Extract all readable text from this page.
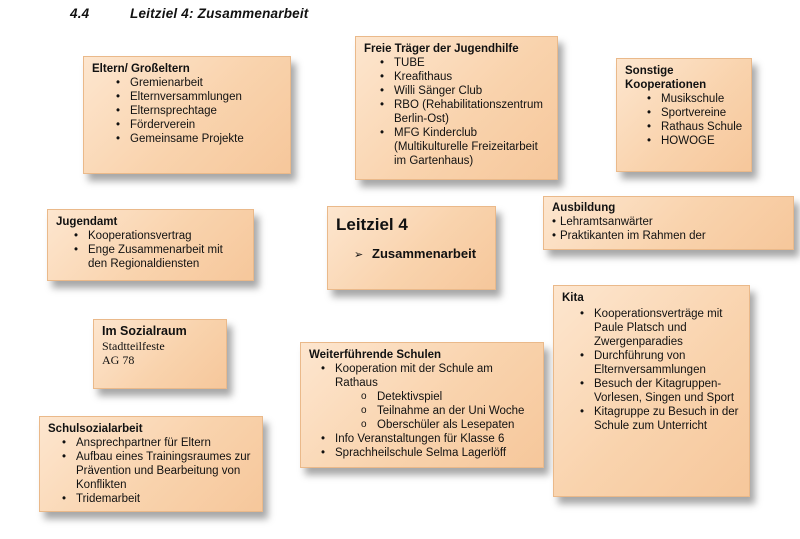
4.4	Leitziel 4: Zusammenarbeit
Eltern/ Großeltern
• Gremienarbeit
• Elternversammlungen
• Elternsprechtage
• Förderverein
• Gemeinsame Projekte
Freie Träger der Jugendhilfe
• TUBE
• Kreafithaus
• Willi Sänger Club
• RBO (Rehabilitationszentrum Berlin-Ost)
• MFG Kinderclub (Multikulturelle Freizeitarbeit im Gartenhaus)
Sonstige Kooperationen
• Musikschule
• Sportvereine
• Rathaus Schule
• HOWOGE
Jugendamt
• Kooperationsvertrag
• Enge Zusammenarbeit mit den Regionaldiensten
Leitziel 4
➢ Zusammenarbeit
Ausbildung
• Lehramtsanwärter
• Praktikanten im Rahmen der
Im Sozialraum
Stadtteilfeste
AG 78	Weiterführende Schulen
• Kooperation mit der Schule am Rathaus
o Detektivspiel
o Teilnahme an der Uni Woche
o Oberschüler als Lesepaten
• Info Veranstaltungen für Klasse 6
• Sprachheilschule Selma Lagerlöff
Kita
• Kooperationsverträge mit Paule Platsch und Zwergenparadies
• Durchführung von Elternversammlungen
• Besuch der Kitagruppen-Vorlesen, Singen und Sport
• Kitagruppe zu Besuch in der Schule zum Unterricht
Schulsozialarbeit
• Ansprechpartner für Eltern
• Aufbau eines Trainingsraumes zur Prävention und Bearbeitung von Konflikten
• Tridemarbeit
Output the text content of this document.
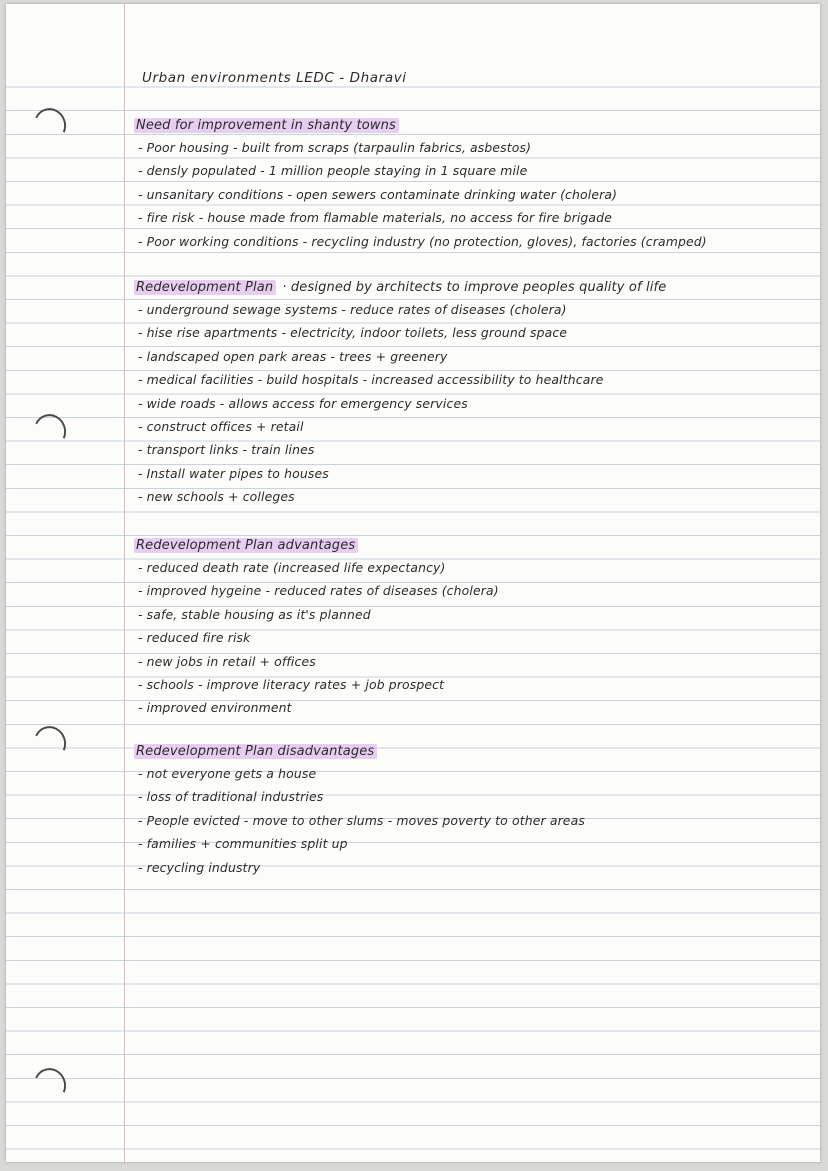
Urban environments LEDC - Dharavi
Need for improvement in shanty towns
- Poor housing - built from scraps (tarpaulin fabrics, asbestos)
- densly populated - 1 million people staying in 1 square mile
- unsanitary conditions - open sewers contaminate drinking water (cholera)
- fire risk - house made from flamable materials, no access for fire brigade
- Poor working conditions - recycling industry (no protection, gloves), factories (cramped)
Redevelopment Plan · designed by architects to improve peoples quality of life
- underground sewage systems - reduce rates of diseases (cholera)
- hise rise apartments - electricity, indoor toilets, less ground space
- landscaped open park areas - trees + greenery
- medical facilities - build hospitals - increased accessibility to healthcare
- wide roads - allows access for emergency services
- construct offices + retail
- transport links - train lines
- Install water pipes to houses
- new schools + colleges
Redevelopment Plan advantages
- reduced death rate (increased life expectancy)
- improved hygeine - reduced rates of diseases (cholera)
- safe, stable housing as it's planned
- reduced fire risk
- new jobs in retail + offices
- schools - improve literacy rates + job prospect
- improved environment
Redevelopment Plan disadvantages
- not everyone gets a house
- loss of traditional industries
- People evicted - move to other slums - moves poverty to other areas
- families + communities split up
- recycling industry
--
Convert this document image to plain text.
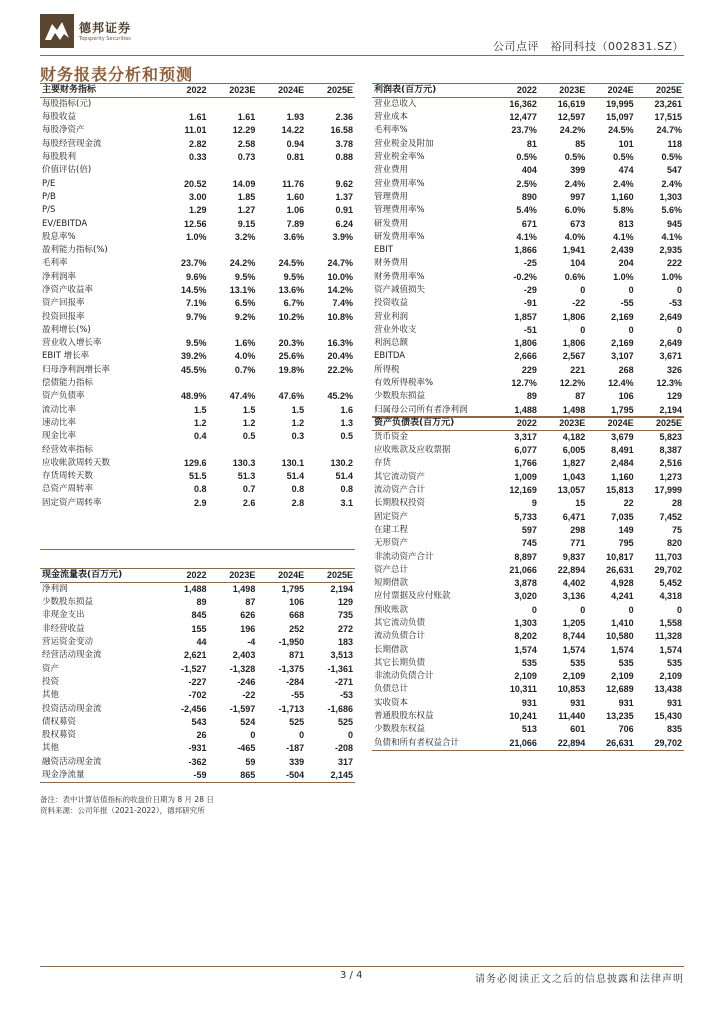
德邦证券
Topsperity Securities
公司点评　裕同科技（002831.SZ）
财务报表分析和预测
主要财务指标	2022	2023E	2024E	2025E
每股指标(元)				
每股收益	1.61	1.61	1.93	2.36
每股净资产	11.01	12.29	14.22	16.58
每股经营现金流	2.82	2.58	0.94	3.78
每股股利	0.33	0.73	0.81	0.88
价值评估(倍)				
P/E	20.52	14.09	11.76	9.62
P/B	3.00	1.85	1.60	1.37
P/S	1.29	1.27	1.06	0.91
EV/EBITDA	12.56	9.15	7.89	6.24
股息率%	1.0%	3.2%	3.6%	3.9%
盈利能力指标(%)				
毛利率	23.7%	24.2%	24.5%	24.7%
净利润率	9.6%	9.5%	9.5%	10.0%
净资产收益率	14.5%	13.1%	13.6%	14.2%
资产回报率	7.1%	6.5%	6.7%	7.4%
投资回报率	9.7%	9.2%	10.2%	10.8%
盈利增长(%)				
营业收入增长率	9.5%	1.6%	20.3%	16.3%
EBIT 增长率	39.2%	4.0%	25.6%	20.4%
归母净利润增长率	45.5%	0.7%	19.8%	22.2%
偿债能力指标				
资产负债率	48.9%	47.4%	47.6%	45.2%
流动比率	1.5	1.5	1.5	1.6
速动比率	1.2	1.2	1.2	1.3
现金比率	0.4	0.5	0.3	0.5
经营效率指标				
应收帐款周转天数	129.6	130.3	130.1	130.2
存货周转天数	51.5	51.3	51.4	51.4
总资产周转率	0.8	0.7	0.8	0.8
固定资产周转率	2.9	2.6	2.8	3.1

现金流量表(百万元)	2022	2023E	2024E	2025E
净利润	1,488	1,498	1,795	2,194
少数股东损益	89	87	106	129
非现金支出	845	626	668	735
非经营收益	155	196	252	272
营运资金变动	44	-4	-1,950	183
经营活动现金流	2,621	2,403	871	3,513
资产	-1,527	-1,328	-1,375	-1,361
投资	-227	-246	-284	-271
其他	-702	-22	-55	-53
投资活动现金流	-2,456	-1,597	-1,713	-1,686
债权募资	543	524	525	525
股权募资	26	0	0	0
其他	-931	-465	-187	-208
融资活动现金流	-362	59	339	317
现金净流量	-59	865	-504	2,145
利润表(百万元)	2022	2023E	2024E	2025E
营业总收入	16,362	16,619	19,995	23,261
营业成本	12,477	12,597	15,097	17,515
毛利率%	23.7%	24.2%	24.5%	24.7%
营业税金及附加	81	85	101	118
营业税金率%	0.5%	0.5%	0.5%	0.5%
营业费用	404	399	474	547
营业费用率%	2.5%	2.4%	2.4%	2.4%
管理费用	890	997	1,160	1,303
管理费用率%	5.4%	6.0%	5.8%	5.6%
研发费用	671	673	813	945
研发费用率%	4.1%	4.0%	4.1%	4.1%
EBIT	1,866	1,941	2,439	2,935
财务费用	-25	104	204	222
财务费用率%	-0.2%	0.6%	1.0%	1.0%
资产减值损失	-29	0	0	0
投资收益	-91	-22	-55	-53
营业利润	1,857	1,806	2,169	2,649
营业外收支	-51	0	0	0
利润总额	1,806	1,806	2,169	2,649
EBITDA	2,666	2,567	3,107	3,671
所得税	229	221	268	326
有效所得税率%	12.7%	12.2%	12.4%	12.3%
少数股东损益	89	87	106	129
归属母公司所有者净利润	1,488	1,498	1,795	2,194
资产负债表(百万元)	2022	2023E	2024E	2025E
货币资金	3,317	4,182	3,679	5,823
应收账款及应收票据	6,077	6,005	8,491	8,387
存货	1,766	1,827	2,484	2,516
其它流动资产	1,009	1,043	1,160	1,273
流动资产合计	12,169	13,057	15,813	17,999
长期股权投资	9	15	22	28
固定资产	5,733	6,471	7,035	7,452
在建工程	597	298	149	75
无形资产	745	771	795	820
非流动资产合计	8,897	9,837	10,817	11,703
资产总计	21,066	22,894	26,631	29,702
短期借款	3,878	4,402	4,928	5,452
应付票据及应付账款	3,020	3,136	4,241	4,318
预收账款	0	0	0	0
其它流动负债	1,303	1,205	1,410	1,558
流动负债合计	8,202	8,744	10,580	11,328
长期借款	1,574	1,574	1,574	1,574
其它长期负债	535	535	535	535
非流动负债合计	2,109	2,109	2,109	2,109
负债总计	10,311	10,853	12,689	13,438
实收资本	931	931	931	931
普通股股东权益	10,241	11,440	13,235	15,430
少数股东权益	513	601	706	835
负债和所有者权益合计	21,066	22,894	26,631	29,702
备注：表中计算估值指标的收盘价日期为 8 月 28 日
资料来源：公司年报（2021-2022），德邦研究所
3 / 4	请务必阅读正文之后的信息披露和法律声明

(YOUR GOAL) Track down all lines above with the string "industry" and copy them.

(EXERCISE SOLUTION)
- Poor working conditions - recycling industry (no protection, gloves), factories (cramped)
- recycling industry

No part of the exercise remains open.